WORK REQUIRED >> Identify the lines containing the word "shear". Copy each one.

PROVIDED RECORDS >>
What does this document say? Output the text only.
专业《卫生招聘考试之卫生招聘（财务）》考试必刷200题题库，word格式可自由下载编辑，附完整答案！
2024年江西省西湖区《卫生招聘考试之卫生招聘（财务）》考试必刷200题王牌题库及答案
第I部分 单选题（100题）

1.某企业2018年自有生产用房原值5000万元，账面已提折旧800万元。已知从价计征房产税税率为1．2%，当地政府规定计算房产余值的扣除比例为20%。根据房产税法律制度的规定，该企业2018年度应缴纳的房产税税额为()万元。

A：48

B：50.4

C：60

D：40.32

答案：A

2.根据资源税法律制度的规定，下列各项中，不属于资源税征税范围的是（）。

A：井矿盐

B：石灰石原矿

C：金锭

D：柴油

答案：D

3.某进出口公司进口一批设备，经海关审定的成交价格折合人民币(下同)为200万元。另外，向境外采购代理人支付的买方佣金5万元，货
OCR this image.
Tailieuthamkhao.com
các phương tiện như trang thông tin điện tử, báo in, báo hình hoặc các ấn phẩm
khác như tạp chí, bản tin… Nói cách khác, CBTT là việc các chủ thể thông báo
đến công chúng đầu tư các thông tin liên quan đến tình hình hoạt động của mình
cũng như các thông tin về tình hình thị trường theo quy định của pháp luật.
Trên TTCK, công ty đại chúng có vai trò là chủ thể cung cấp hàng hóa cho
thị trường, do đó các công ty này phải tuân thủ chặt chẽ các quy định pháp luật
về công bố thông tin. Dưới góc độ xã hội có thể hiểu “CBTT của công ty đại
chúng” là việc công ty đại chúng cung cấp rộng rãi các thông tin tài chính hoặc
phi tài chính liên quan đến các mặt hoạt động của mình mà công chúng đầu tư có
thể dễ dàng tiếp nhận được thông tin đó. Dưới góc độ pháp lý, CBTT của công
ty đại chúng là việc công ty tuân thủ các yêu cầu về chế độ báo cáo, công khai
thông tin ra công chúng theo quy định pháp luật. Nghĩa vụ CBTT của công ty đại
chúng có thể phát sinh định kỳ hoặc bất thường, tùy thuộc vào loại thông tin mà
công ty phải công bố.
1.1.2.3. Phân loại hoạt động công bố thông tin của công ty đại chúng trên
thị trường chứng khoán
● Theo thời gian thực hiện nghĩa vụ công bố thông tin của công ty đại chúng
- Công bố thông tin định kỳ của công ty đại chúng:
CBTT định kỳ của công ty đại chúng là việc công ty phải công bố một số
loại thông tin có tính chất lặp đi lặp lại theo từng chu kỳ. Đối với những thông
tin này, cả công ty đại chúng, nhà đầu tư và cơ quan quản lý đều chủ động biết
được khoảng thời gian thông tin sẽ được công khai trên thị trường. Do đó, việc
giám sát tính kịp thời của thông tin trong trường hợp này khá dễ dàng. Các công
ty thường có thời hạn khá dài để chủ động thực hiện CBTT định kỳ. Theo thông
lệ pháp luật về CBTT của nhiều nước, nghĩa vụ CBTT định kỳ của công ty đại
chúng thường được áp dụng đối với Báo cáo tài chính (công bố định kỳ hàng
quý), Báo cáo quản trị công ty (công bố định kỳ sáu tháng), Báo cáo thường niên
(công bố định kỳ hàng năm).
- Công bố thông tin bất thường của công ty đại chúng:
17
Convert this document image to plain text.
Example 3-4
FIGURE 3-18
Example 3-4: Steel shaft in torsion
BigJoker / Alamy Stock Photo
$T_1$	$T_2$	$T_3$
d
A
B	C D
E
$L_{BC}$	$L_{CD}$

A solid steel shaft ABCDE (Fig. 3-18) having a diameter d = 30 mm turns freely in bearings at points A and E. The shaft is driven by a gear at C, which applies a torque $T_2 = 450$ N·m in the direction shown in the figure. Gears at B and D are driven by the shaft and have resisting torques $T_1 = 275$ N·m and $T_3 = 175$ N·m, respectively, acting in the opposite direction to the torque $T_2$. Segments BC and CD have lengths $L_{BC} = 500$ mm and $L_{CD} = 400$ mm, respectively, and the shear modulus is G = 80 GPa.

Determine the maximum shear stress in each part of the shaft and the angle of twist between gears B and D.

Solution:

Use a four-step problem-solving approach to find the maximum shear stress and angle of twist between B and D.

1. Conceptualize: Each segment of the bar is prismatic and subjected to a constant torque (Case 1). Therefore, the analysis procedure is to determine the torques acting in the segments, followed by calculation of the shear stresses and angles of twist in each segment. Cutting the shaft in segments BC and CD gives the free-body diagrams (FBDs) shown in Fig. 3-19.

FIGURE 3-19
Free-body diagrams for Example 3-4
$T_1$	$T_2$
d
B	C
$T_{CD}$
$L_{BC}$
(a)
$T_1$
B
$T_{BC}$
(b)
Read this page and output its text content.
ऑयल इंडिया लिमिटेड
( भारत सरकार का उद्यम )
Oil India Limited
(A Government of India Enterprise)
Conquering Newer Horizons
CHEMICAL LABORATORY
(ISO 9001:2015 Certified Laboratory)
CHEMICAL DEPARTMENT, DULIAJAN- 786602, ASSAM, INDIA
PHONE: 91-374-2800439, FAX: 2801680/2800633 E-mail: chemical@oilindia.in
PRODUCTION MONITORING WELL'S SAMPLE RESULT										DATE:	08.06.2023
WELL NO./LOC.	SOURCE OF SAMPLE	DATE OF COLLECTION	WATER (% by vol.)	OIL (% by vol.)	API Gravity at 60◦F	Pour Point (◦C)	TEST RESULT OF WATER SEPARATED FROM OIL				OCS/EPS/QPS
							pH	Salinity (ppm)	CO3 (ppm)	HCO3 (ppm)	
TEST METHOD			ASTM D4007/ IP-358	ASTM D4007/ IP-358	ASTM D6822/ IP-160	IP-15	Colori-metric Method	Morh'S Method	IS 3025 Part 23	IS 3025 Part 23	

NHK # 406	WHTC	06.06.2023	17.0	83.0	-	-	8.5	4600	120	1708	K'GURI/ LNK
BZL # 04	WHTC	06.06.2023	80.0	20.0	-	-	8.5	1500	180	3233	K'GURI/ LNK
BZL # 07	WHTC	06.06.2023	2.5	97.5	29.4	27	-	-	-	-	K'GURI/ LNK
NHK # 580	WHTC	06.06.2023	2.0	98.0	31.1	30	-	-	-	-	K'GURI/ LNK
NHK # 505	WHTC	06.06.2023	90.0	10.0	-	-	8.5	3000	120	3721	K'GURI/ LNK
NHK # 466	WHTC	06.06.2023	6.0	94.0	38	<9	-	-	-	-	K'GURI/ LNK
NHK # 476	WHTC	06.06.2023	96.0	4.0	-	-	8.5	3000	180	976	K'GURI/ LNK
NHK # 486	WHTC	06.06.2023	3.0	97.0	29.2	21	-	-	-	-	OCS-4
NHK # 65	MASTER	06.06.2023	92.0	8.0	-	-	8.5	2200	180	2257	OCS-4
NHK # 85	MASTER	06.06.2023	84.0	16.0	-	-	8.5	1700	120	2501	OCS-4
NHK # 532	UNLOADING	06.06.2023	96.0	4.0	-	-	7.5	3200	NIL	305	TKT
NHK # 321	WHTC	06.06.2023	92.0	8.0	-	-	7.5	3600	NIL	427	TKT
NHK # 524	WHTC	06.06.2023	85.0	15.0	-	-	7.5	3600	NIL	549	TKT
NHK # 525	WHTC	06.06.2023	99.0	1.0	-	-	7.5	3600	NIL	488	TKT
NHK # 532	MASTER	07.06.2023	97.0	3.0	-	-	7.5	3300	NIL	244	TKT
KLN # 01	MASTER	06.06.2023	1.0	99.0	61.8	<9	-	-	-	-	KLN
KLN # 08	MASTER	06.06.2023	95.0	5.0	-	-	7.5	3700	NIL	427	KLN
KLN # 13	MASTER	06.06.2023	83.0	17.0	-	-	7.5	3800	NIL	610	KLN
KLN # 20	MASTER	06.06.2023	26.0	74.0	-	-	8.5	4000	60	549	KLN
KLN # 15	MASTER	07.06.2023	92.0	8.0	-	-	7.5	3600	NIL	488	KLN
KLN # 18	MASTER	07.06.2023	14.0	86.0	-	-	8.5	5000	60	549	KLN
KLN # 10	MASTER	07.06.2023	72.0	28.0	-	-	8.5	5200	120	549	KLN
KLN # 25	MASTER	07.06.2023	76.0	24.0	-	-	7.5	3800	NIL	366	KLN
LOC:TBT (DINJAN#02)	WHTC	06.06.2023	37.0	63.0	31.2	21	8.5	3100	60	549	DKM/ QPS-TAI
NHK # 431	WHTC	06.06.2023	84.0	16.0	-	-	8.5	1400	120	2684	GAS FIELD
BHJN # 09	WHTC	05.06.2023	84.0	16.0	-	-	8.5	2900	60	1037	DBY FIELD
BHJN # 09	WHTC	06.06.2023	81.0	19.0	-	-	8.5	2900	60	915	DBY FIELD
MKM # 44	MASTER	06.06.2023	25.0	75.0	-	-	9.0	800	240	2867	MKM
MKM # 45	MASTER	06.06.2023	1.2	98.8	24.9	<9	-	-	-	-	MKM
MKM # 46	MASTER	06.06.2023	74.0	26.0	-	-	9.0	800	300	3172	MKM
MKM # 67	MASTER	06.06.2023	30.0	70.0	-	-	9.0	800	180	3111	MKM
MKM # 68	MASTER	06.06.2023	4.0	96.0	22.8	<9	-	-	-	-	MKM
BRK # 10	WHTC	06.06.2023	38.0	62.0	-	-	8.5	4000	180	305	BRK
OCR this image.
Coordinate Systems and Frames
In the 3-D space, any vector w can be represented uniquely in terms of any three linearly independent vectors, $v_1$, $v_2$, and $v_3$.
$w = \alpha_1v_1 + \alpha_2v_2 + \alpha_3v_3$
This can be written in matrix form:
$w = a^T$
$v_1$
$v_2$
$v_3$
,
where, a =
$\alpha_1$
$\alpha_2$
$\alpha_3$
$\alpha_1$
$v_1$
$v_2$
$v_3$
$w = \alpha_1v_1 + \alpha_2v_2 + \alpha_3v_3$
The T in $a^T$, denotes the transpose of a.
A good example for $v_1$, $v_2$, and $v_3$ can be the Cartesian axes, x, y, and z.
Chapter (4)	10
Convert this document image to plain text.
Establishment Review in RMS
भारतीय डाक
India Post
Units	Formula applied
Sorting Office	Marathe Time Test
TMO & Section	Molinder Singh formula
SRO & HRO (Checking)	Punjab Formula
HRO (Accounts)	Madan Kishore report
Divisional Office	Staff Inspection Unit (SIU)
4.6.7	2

COMPLETE OUTPUT >>
A solid steel shaft ABCDE (Fig. 3-18) having a diameter d = 30 mm turns freely in bearings at points A and E. The shaft is driven by a gear at C, which applies a torque $T_2 = 450$ N·m in the direction shown in the figure. Gears at B and D are driven by the shaft and have resisting torques $T_1 = 275$ N·m and $T_3 = 175$ N·m, respectively, acting in the opposite direction to the torque $T_2$. Segments BC and CD have lengths $L_{BC} = 500$ mm and $L_{CD} = 400$ mm, respectively, and the shear modulus is G = 80 GPa.
Determine the maximum shear stress in each part of the shaft and the angle of twist between gears B and D.
Use a four-step problem-solving approach to find the maximum shear stress and angle of twist between B and D.
1. Conceptualize: Each segment of the bar is prismatic and subjected to a constant torque (Case 1). Therefore, the analysis procedure is to determine the torques acting in the segments, followed by calculation of the shear stresses and angles of twist in each segment. Cutting the shaft in segments BC and CD gives the free-body diagrams (FBDs) shown in Fig. 3-19.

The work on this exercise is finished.